→ OBJECTIVE
Extract all of the data and reproduce it precisely.

→ THE RECORDS
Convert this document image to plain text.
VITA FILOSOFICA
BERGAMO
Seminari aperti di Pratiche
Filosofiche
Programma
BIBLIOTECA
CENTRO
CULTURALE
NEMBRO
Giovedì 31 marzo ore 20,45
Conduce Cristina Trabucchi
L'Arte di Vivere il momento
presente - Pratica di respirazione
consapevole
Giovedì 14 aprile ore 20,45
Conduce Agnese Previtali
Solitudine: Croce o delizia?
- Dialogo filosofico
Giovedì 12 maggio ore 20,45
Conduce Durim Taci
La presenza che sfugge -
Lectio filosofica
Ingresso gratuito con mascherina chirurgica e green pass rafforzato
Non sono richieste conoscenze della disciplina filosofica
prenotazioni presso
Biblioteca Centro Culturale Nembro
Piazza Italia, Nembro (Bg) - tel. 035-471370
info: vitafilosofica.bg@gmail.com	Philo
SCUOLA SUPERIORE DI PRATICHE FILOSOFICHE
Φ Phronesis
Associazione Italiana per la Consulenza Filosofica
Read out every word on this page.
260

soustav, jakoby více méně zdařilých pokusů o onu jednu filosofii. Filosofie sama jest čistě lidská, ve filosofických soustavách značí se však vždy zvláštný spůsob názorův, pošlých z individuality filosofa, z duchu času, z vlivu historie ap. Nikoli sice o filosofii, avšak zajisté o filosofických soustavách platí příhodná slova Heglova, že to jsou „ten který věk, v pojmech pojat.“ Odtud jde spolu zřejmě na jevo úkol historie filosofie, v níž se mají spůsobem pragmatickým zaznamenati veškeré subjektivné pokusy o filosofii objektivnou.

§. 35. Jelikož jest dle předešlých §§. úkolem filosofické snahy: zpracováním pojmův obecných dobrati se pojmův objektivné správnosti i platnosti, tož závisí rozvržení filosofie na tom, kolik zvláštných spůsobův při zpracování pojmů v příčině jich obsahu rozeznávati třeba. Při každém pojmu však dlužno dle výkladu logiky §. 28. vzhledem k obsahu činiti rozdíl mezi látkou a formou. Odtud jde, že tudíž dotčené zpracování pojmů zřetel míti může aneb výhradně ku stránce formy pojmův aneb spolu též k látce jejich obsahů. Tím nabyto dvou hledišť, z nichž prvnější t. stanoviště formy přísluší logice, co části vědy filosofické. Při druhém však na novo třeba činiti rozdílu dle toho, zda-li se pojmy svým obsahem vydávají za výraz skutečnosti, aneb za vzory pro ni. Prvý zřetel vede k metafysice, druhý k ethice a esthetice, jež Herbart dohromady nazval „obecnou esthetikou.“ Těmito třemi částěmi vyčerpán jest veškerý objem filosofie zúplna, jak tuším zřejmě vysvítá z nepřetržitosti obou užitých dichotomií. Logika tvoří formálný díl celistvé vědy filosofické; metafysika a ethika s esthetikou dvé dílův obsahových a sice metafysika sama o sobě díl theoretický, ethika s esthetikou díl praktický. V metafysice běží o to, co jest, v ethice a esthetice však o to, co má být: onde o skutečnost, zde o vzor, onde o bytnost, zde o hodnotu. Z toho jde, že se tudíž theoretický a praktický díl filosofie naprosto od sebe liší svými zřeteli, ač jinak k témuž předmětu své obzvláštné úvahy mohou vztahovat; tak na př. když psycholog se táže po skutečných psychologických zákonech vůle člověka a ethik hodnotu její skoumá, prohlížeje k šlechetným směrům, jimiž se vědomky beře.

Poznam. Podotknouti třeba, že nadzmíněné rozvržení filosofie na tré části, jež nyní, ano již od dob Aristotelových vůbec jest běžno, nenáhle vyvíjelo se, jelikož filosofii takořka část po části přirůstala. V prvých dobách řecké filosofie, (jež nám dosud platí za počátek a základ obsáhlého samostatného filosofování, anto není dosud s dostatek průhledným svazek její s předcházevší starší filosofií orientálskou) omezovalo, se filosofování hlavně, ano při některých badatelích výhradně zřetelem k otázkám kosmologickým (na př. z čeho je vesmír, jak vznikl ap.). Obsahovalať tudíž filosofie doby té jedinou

→ FINISHED EXERCISE
Convert this document image to plain text.
VITA FILOSOFICA
BERGAMO
Seminari aperti di Pratiche
Filosofiche
Programma
BIBLIOTECA
CENTRO
CULTURALE
NEMBRO
Giovedì 31 marzo ore 20,45
Conduce Cristina Trabucchi
L'Arte di Vivere il momento
presente - Pratica di respirazione
consapevole
Giovedì 14 aprile ore 20,45
Conduce Agnese Previtali
Solitudine: Croce o delizia?
- Dialogo filosofico
Giovedì 12 maggio ore 20,45
Conduce Durim Taci
La presenza che sfugge -
Lectio filosofica
Ingresso gratuito con mascherina chirurgica e green pass rafforzato
Non sono richieste conoscenze della disciplina filosofica
prenotazioni presso
Biblioteca Centro Culturale Nembro
Piazza Italia, Nembro (Bg) - tel. 035-471370
info: vitafilosofica.bg@gmail.com	Philo
SCUOLA SUPERIORE DI PRATICHE FILOSOFICHE
Φ Phronesis
Associazione Italiana per la Consulenza Filosofica
Read out every word on this page.
260

soustav, jakoby více méně zdařilých pokusů o onu jednu filosofii. Filosofie sama jest čistě lidská, ve filosofických soustavách značí se však vždy zvláštný spůsob názorův, pošlých z individuality filosofa, z duchu času, z vlivu historie ap. Nikoli sice o filosofii, avšak zajisté o filosofických soustavách platí příhodná slova Heglova, že to jsou „ten který věk, v pojmech pojat.“ Odtud jde spolu zřejmě na jevo úkol historie filosofie, v níž se mají spůsobem pragmatickým zaznamenati veškeré subjektivné pokusy o filosofii objektivnou.

§. 35. Jelikož jest dle předešlých §§. úkolem filosofické snahy: zpracováním pojmův obecných dobrati se pojmův objektivné správnosti i platnosti, tož závisí rozvržení filosofie na tom, kolik zvláštných spůsobův při zpracování pojmů v příčině jich obsahu rozeznávati třeba. Při každém pojmu však dlužno dle výkladu logiky §. 28. vzhledem k obsahu činiti rozdíl mezi látkou a formou. Odtud jde, že tudíž dotčené zpracování pojmů zřetel míti může aneb výhradně ku stránce formy pojmův aneb spolu též k látce jejich obsahů. Tím nabyto dvou hledišť, z nichž prvnější t. stanoviště formy přísluší logice, co části vědy filosofické. Při druhém však na novo třeba činiti rozdílu dle toho, zda-li se pojmy svým obsahem vydávají za výraz skutečnosti, aneb za vzory pro ni. Prvý zřetel vede k metafysice, druhý k ethice a esthetice, jež Herbart dohromady nazval „obecnou esthetikou.“ Těmito třemi částěmi vyčerpán jest veškerý objem filosofie zúplna, jak tuším zřejmě vysvítá z nepřetržitosti obou užitých dichotomií. Logika tvoří formálný díl celistvé vědy filosofické; metafysika a ethika s esthetikou dvé dílův obsahových a sice metafysika sama o sobě díl theoretický, ethika s esthetikou díl praktický. V metafysice běží o to, co jest, v ethice a esthetice však o to, co má být: onde o skutečnost, zde o vzor, onde o bytnost, zde o hodnotu. Z toho jde, že se tudíž theoretický a praktický díl filosofie naprosto od sebe liší svými zřeteli, ač jinak k témuž předmětu své obzvláštné úvahy mohou vztahovat; tak na př. když psycholog se táže po skutečných psychologických zákonech vůle člověka a ethik hodnotu její skoumá, prohlížeje k šlechetným směrům, jimiž se vědomky beře.

Poznam. Podotknouti třeba, že nadzmíněné rozvržení filosofie na tré části, jež nyní, ano již od dob Aristotelových vůbec jest běžno, nenáhle vyvíjelo se, jelikož filosofii takořka část po části přirůstala. V prvých dobách řecké filosofie, (jež nám dosud platí za počátek a základ obsáhlého samostatného filosofování, anto není dosud s dostatek průhledným svazek její s předcházevší starší filosofií orientálskou) omezovalo, se filosofování hlavně, ano při některých badatelích výhradně zřetelem k otázkám kosmologickým (na př. z čeho je vesmír, jak vznikl ap.). Obsahovalať tudíž filosofie doby té jedinou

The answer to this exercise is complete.